WRITTEN TASK » Go through the entries below and count the lines holding the word "provide". Reply with only the number, please.

[Items from a dataset]

┌────────

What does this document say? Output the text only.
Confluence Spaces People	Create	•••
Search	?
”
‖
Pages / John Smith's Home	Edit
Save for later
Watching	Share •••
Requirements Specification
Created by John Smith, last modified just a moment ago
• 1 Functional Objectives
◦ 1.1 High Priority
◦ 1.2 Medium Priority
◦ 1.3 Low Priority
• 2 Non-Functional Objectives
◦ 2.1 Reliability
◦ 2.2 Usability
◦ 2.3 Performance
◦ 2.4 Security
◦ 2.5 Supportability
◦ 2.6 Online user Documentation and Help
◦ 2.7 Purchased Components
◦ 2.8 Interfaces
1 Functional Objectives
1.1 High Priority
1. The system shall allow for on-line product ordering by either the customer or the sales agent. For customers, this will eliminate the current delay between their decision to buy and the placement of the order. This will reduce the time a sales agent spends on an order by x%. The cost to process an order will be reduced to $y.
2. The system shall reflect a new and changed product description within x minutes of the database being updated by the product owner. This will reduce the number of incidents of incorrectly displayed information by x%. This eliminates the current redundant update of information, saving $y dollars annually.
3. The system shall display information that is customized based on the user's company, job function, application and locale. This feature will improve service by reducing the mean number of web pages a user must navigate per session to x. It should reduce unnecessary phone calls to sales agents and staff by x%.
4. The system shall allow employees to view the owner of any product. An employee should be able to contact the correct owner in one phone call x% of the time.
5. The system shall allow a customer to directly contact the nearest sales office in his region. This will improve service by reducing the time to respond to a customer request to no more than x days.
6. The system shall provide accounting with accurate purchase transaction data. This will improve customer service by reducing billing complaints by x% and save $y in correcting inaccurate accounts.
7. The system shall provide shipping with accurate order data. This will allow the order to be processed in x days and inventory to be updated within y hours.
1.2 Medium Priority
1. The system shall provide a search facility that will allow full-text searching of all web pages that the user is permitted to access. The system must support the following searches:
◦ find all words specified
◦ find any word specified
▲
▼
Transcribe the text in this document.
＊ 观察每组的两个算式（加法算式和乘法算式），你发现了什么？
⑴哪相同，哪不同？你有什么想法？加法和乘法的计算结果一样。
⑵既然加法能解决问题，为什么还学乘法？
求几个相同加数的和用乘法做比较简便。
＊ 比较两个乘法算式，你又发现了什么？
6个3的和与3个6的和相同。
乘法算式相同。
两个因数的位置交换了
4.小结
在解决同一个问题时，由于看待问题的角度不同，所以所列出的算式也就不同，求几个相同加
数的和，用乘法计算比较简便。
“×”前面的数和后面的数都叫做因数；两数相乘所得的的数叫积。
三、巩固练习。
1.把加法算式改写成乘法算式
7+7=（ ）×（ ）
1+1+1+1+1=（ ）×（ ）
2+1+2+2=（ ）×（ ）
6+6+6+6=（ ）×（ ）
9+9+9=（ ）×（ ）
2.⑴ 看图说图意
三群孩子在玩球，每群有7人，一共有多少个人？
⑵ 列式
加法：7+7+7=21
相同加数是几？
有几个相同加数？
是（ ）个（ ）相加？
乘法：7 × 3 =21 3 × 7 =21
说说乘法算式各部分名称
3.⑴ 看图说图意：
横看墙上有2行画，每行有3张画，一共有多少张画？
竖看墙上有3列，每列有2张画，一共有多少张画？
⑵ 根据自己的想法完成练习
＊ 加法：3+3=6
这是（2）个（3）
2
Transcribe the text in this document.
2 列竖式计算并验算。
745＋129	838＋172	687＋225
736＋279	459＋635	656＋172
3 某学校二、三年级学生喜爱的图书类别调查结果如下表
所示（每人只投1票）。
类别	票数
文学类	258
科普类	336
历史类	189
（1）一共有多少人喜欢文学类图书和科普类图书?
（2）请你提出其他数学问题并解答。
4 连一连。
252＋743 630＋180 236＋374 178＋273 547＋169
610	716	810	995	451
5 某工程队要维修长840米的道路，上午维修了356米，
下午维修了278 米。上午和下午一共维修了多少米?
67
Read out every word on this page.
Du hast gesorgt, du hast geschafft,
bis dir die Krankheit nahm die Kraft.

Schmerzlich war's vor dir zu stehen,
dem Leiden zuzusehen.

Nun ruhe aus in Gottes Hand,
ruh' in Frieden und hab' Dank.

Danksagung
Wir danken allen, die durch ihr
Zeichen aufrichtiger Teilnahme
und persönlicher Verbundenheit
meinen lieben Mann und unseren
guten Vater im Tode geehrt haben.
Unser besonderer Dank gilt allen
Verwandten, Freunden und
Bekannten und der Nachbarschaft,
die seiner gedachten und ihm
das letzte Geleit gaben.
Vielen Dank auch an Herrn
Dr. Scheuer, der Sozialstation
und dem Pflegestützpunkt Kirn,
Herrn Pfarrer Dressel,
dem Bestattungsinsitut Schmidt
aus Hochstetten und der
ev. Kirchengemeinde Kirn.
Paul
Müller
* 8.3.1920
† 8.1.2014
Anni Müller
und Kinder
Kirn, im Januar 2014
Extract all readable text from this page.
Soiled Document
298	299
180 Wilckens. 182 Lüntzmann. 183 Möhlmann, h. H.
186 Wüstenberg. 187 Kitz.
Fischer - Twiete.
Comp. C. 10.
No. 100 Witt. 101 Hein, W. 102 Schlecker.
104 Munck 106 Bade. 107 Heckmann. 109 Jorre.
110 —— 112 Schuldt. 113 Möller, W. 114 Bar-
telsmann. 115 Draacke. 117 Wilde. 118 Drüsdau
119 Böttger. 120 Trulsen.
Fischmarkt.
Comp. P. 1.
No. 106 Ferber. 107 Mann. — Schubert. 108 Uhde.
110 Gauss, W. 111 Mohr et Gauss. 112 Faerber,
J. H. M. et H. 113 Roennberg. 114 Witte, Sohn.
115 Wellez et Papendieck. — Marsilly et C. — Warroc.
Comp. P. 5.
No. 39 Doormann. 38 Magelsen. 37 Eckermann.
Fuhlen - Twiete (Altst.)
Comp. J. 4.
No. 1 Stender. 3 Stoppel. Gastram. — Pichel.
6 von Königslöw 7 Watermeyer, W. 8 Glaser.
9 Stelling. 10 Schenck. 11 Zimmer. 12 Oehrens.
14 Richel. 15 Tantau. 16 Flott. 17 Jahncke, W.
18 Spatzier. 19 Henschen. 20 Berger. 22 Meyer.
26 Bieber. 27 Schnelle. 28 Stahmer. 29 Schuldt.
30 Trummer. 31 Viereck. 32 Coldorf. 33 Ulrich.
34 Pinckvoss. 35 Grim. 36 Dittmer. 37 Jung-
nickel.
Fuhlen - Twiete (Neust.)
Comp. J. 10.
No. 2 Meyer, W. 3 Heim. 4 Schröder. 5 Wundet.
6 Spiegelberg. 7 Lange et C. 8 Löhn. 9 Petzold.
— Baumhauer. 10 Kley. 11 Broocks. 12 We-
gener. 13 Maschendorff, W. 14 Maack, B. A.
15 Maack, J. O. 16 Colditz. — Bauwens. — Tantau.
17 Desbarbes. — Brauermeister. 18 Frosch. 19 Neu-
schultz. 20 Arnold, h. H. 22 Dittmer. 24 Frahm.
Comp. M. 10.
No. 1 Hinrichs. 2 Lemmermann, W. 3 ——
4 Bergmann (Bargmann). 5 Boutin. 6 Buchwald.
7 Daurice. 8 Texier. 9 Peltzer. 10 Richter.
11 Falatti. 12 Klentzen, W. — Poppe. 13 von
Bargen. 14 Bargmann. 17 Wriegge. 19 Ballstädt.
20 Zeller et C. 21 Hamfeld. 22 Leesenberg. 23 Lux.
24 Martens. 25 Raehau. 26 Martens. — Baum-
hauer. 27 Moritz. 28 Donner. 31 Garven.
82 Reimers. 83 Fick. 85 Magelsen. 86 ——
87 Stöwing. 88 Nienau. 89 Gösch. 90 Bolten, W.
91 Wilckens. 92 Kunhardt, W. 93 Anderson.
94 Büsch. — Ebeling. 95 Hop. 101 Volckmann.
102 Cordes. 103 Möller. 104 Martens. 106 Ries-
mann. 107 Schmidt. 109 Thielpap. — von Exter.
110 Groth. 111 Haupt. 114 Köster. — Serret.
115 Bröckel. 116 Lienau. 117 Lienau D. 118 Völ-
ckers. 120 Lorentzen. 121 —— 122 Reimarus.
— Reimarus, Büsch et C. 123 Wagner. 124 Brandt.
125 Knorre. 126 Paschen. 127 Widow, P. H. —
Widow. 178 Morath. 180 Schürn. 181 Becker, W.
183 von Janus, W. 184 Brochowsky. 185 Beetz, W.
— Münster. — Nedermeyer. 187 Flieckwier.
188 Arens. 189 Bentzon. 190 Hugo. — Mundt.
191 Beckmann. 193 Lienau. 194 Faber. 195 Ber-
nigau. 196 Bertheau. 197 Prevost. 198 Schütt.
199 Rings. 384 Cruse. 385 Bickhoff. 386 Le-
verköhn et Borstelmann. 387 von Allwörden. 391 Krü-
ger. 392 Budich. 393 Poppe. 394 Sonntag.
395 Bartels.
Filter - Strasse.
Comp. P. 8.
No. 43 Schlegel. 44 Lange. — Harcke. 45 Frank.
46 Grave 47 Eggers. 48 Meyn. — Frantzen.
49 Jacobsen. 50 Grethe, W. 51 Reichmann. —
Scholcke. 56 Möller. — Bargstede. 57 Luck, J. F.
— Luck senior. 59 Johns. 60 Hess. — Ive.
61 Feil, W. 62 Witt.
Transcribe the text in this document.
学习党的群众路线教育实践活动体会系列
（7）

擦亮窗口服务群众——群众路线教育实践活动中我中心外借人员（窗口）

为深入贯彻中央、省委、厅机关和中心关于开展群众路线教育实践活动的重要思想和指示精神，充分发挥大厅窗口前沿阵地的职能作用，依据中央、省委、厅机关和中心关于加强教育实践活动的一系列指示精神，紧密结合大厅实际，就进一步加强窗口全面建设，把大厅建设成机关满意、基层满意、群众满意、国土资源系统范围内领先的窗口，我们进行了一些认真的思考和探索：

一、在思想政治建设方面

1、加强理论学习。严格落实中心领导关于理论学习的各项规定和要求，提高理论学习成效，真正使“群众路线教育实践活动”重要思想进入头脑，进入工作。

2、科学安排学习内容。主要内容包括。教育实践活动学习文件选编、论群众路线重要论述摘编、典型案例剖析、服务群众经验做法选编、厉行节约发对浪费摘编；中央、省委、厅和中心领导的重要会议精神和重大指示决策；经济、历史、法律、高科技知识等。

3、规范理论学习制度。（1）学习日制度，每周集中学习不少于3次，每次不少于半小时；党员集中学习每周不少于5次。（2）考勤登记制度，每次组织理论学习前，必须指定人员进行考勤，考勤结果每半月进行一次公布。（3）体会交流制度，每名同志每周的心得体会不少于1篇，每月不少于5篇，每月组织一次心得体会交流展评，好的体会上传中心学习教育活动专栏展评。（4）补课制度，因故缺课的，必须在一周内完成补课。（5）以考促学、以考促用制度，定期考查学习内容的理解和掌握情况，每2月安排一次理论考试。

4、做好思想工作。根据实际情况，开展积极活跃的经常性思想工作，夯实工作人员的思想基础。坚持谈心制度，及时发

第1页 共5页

└────────

CORRECT RESULT » 3